→ **What the task requires**: All records must be quoted exactly. Omit the pictures.

[Collected data]
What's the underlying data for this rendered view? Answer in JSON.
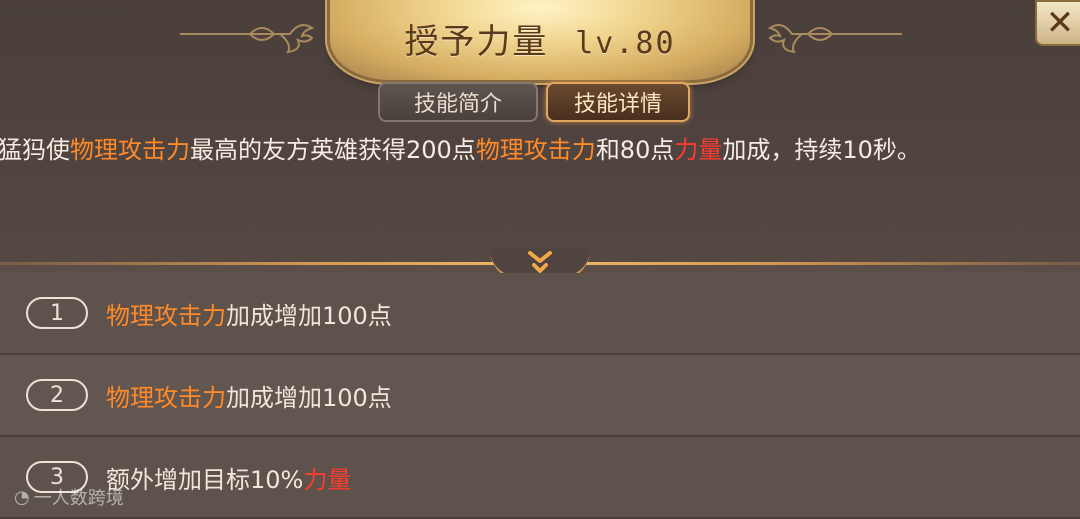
{
  "title": {
    "name": "授予力量",
    "level": "lv.80"
  },
  "tabs": [
    {
      "label": "技能简介",
      "active": false
    },
    {
      "label": "技能详情",
      "active": true
    }
  ],
  "description": {
    "p1": "猛犸使",
    "k1": "物理攻击力",
    "p2": "最高的友方英雄获得200点",
    "k2": "物理攻击力",
    "p3": "和80点",
    "k3": "力量",
    "p4": "加成，持续10秒。"
  },
  "upgrades": [
    {
      "num": "1",
      "highlight": "物理攻击力",
      "text": "加成增加100点",
      "highlight_after": ""
    },
    {
      "num": "2",
      "highlight": "物理攻击力",
      "text": "加成增加100点",
      "highlight_after": ""
    },
    {
      "num": "3",
      "highlight": "",
      "text": "额外增加目标10%",
      "highlight_after": "力量"
    }
  ],
  "watermark": "一人数跨境",
  "colors": {
    "keyword_orange": "#ff8a2a",
    "keyword_red": "#ff3b2e",
    "accent_gold": "#d89a52"
  },
  "icons": [
    "close-icon",
    "expand-chevron-icon",
    "title-ornament"
  ]
}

→ **Reply to the task**:
What's the underlying data for this rendered view? Answer in JSON.
{
  "title": {
    "name": "授予力量",
    "level": "lv.80"
  },
  "tabs": [
    {
      "label": "技能简介",
      "active": false
    },
    {
      "label": "技能详情",
      "active": true
    }
  ],
  "description": {
    "p1": "猛犸使",
    "k1": "物理攻击力",
    "p2": "最高的友方英雄获得200点",
    "k2": "物理攻击力",
    "p3": "和80点",
    "k3": "力量",
    "p4": "加成，持续10秒。"
  },
  "upgrades": [
    {
      "num": "1",
      "highlight": "物理攻击力",
      "text": "加成增加100点",
      "highlight_after": ""
    },
    {
      "num": "2",
      "highlight": "物理攻击力",
      "text": "加成增加100点",
      "highlight_after": ""
    },
    {
      "num": "3",
      "highlight": "",
      "text": "额外增加目标10%",
      "highlight_after": "力量"
    }
  ],
  "watermark": "一人数跨境",
  "colors": {
    "keyword_orange": "#ff8a2a",
    "keyword_red": "#ff3b2e",
    "accent_gold": "#d89a52"
  },
  "icons": [
    "close-icon",
    "expand-chevron-icon",
    "title-ornament"
  ]
}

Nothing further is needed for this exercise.